Data records
============

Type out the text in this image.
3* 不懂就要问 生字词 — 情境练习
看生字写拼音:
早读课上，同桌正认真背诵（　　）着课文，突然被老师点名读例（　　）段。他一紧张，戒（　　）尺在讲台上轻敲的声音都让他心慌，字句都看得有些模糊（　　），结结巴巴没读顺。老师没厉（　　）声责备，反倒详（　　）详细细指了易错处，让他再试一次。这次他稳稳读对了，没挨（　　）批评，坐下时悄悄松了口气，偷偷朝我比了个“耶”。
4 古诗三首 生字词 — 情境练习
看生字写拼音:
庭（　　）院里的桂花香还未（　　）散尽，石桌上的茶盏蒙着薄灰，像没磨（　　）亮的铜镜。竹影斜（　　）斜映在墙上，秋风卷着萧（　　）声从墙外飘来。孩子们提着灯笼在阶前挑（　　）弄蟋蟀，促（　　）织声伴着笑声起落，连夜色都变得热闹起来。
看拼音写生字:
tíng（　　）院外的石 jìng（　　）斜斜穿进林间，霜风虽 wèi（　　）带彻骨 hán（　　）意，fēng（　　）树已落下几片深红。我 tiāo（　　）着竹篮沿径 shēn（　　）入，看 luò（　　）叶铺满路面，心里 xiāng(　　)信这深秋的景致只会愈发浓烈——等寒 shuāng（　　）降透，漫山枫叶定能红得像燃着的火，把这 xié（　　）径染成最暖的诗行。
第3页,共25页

============

▸ **What you are asked to do**
Return every entry exactly as given.

▸ **Solution below**
Type out the text in this image.
3* 不懂就要问 生字词 — 情境练习
看生字写拼音:
早读课上，同桌正认真背诵（　　）着课文，突然被老师点名读例（　　）段。他一紧张，戒（　　）尺在讲台上轻敲的声音都让他心慌，字句都看得有些模糊（　　），结结巴巴没读顺。老师没厉（　　）声责备，反倒详（　　）详细细指了易错处，让他再试一次。这次他稳稳读对了，没挨（　　）批评，坐下时悄悄松了口气，偷偷朝我比了个“耶”。
4 古诗三首 生字词 — 情境练习
看生字写拼音:
庭（　　）院里的桂花香还未（　　）散尽，石桌上的茶盏蒙着薄灰，像没磨（　　）亮的铜镜。竹影斜（　　）斜映在墙上，秋风卷着萧（　　）声从墙外飘来。孩子们提着灯笼在阶前挑（　　）弄蟋蟀，促（　　）织声伴着笑声起落，连夜色都变得热闹起来。
看拼音写生字:
tíng（　　）院外的石 jìng（　　）斜斜穿进林间，霜风虽 wèi（　　）带彻骨 hán（　　）意，fēng（　　）树已落下几片深红。我 tiāo（　　）着竹篮沿径 shēn（　　）入，看 luò（　　）叶铺满路面，心里 xiāng(　　)信这深秋的景致只会愈发浓烈——等寒 shuāng（　　）降透，漫山枫叶定能红得像燃着的火，把这 xié（　　）径染成最暖的诗行。
第3页,共25页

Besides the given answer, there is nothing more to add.